MATERIAL FOR THE TASK:
========================
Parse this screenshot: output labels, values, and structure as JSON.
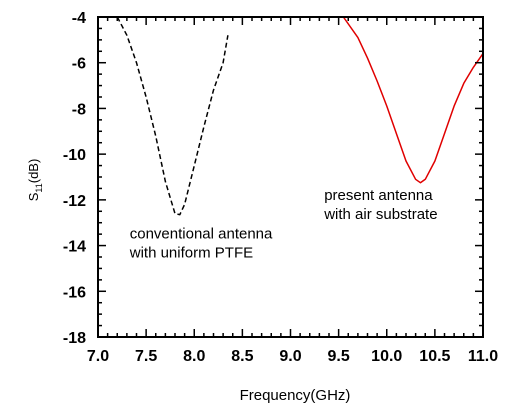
{
  "chart_data": {
    "type": "line",
    "title": "",
    "xlabel": "Frequency(GHz)",
    "ylabel": {
      "main": "S",
      "sub": "11",
      "unit": "(dB)"
    },
    "xlim": [
      7.0,
      11.0
    ],
    "ylim": [
      -18,
      -4
    ],
    "xticks": [
      "7.0",
      "7.5",
      "8.0",
      "8.5",
      "9.0",
      "9.5",
      "10.0",
      "10.5",
      "11.0"
    ],
    "yticks": [
      "-4",
      "-6",
      "-8",
      "-10",
      "-12",
      "-14",
      "-16",
      "-18"
    ],
    "grid": false,
    "series": [
      {
        "style": "dashed",
        "color": "#000000",
        "x": [
          7.2,
          7.3,
          7.4,
          7.5,
          7.6,
          7.7,
          7.8,
          7.85,
          7.9,
          8.0,
          8.1,
          8.2,
          8.3,
          8.35
        ],
        "y": [
          -4.0,
          -4.8,
          -6.0,
          -7.5,
          -9.2,
          -11.2,
          -12.6,
          -12.65,
          -12.2,
          -10.5,
          -8.8,
          -7.2,
          -6.0,
          -4.8
        ]
      },
      {
        "style": "solid",
        "color": "#e00000",
        "x": [
          9.55,
          9.7,
          9.8,
          9.9,
          10.0,
          10.1,
          10.2,
          10.3,
          10.35,
          10.4,
          10.5,
          10.6,
          10.7,
          10.8,
          10.9,
          11.0
        ],
        "y": [
          -4.0,
          -4.9,
          -5.8,
          -6.8,
          -7.9,
          -9.1,
          -10.3,
          -11.1,
          -11.25,
          -11.1,
          -10.3,
          -9.1,
          -7.9,
          -6.9,
          -6.2,
          -5.6
        ]
      }
    ],
    "annotations": [
      {
        "lines": [
          "conventional antenna",
          "with uniform PTFE"
        ],
        "at": [
          7.33,
          -13.7
        ]
      },
      {
        "lines": [
          "present antenna",
          "with air substrate"
        ],
        "at": [
          9.35,
          -12.0
        ]
      }
    ]
  }
}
========================
WHAT TO WORK ON: The data above needs to be retyped exactly, with the images left out.

FULL SOLUTION:
Parse this screenshot: output labels, values, and structure as JSON.
{
  "chart_data": {
    "type": "line",
    "title": "",
    "xlabel": "Frequency(GHz)",
    "ylabel": {
      "main": "S",
      "sub": "11",
      "unit": "(dB)"
    },
    "xlim": [
      7.0,
      11.0
    ],
    "ylim": [
      -18,
      -4
    ],
    "xticks": [
      "7.0",
      "7.5",
      "8.0",
      "8.5",
      "9.0",
      "9.5",
      "10.0",
      "10.5",
      "11.0"
    ],
    "yticks": [
      "-4",
      "-6",
      "-8",
      "-10",
      "-12",
      "-14",
      "-16",
      "-18"
    ],
    "grid": false,
    "series": [
      {
        "style": "dashed",
        "color": "#000000",
        "x": [
          7.2,
          7.3,
          7.4,
          7.5,
          7.6,
          7.7,
          7.8,
          7.85,
          7.9,
          8.0,
          8.1,
          8.2,
          8.3,
          8.35
        ],
        "y": [
          -4.0,
          -4.8,
          -6.0,
          -7.5,
          -9.2,
          -11.2,
          -12.6,
          -12.65,
          -12.2,
          -10.5,
          -8.8,
          -7.2,
          -6.0,
          -4.8
        ]
      },
      {
        "style": "solid",
        "color": "#e00000",
        "x": [
          9.55,
          9.7,
          9.8,
          9.9,
          10.0,
          10.1,
          10.2,
          10.3,
          10.35,
          10.4,
          10.5,
          10.6,
          10.7,
          10.8,
          10.9,
          11.0
        ],
        "y": [
          -4.0,
          -4.9,
          -5.8,
          -6.8,
          -7.9,
          -9.1,
          -10.3,
          -11.1,
          -11.25,
          -11.1,
          -10.3,
          -9.1,
          -7.9,
          -6.9,
          -6.2,
          -5.6
        ]
      }
    ],
    "annotations": [
      {
        "lines": [
          "conventional antenna",
          "with uniform PTFE"
        ],
        "at": [
          7.33,
          -13.7
        ]
      },
      {
        "lines": [
          "present antenna",
          "with air substrate"
        ],
        "at": [
          9.35,
          -12.0
        ]
      }
    ]
  }
}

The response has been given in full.